(Records from a collection)
>>>>

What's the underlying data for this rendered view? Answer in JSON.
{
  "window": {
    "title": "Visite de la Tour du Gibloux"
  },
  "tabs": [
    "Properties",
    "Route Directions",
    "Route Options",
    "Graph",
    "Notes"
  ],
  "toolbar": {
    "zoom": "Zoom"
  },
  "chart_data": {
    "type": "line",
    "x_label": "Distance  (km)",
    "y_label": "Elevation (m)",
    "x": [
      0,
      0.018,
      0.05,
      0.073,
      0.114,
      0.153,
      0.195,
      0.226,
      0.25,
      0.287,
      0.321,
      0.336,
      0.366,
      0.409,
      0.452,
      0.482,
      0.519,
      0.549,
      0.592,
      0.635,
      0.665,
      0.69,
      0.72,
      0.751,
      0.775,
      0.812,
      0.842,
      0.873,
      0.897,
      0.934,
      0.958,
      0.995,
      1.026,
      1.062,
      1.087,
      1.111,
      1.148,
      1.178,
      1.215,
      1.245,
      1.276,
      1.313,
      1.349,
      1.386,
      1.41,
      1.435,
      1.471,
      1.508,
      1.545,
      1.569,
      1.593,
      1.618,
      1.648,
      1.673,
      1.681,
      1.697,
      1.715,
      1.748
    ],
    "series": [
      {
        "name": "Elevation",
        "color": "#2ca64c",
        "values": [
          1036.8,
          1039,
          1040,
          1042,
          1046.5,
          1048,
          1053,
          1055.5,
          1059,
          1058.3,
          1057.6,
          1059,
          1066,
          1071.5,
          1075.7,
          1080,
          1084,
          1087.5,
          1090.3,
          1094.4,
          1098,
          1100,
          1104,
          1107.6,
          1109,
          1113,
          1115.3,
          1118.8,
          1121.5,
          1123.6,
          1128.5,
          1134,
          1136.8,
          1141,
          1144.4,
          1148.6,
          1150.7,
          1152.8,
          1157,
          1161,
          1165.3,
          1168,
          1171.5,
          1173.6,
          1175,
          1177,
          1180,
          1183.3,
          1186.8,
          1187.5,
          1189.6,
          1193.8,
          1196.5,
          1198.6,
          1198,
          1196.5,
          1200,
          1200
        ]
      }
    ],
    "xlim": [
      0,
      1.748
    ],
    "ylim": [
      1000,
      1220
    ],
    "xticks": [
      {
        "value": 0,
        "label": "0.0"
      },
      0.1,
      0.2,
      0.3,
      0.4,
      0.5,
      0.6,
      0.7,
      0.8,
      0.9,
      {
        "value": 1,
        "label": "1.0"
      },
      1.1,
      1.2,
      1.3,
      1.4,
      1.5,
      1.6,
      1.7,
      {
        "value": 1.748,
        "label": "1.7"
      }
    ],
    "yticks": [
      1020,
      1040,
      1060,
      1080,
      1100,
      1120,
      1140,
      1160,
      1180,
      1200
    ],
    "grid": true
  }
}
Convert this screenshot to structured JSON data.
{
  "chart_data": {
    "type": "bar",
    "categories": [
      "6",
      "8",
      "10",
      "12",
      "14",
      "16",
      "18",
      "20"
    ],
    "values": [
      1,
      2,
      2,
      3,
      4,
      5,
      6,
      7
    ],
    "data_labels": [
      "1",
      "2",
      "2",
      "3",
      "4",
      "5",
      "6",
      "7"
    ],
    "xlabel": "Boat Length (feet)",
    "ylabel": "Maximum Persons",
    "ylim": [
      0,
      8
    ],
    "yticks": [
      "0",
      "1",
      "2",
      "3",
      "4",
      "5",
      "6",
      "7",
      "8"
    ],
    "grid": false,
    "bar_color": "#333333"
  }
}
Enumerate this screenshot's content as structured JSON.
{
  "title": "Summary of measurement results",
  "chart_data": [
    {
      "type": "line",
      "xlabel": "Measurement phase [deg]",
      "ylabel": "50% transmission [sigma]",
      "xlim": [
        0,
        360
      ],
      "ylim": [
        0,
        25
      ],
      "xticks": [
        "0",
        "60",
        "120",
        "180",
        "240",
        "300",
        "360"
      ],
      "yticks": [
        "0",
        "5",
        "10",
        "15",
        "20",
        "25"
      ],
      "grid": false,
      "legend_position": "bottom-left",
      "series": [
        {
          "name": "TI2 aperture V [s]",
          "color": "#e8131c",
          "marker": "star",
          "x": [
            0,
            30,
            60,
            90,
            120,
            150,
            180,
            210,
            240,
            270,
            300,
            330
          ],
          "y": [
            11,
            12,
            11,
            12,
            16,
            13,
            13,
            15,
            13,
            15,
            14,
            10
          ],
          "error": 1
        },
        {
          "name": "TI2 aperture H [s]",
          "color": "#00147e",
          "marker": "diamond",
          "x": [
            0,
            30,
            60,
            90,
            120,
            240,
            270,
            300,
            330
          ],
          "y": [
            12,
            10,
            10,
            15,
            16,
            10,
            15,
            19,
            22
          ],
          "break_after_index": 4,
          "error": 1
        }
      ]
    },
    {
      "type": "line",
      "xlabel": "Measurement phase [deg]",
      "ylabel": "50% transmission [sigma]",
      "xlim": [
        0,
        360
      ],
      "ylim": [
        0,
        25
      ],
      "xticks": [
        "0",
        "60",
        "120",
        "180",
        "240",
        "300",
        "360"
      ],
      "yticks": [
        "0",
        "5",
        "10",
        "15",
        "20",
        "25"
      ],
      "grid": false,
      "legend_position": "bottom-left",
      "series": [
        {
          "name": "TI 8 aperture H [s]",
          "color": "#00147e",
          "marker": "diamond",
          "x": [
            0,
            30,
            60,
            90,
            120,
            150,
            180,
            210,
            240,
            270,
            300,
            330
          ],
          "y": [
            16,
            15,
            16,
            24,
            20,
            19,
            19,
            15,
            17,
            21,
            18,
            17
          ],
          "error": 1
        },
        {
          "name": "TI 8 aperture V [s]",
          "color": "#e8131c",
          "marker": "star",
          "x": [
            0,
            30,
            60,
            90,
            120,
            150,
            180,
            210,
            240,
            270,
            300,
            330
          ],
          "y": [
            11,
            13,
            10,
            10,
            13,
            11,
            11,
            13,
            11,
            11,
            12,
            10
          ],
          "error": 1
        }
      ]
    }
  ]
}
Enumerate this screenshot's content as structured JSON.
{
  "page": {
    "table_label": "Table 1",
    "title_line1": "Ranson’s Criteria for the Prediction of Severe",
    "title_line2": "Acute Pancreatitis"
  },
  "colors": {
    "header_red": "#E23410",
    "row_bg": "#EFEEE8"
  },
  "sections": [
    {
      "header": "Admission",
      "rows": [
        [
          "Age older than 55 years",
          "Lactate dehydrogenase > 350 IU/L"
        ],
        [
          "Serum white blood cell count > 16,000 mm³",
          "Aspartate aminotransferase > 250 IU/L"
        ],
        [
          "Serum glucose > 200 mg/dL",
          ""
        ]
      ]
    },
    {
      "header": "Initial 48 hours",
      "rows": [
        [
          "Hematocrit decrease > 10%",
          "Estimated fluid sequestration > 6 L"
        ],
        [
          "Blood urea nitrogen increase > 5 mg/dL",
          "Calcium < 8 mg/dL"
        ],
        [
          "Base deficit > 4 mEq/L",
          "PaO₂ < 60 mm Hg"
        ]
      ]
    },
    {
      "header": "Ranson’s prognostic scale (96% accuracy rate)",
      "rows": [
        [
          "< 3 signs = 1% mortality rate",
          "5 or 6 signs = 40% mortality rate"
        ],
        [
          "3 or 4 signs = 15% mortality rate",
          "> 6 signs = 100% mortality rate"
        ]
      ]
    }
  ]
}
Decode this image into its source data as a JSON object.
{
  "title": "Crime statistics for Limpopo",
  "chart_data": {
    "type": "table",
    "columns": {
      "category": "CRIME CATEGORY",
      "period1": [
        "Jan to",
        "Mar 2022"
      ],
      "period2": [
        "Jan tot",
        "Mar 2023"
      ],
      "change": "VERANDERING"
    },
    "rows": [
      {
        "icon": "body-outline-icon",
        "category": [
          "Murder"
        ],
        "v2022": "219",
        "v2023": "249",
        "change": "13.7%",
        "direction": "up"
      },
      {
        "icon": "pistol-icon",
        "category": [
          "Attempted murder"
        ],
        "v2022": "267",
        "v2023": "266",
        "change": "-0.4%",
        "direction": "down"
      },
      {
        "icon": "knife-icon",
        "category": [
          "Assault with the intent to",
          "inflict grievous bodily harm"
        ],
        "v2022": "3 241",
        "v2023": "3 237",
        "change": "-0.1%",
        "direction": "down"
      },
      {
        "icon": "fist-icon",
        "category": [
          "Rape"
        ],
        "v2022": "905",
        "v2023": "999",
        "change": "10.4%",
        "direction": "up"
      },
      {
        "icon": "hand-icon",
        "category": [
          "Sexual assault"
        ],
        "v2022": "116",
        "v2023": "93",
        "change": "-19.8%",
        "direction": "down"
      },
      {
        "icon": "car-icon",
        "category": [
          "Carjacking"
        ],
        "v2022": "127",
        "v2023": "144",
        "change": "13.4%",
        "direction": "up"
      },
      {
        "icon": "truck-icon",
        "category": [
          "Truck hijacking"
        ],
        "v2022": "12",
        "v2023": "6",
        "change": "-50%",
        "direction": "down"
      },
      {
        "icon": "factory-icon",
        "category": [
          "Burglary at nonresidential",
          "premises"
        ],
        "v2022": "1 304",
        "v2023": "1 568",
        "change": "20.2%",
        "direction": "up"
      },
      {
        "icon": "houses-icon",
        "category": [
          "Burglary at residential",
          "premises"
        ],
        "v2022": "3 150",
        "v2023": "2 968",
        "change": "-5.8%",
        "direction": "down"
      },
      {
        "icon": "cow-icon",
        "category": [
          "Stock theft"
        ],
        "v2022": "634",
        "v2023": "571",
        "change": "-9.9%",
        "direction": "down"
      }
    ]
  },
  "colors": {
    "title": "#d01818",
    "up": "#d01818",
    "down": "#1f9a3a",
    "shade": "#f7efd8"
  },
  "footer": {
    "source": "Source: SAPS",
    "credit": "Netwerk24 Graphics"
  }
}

<<<<

## [YOUR GOAL]
Within the listing, how many lines hold the word "mortality"? Only the number is to be given.

## [WRITTEN ANSWER]
4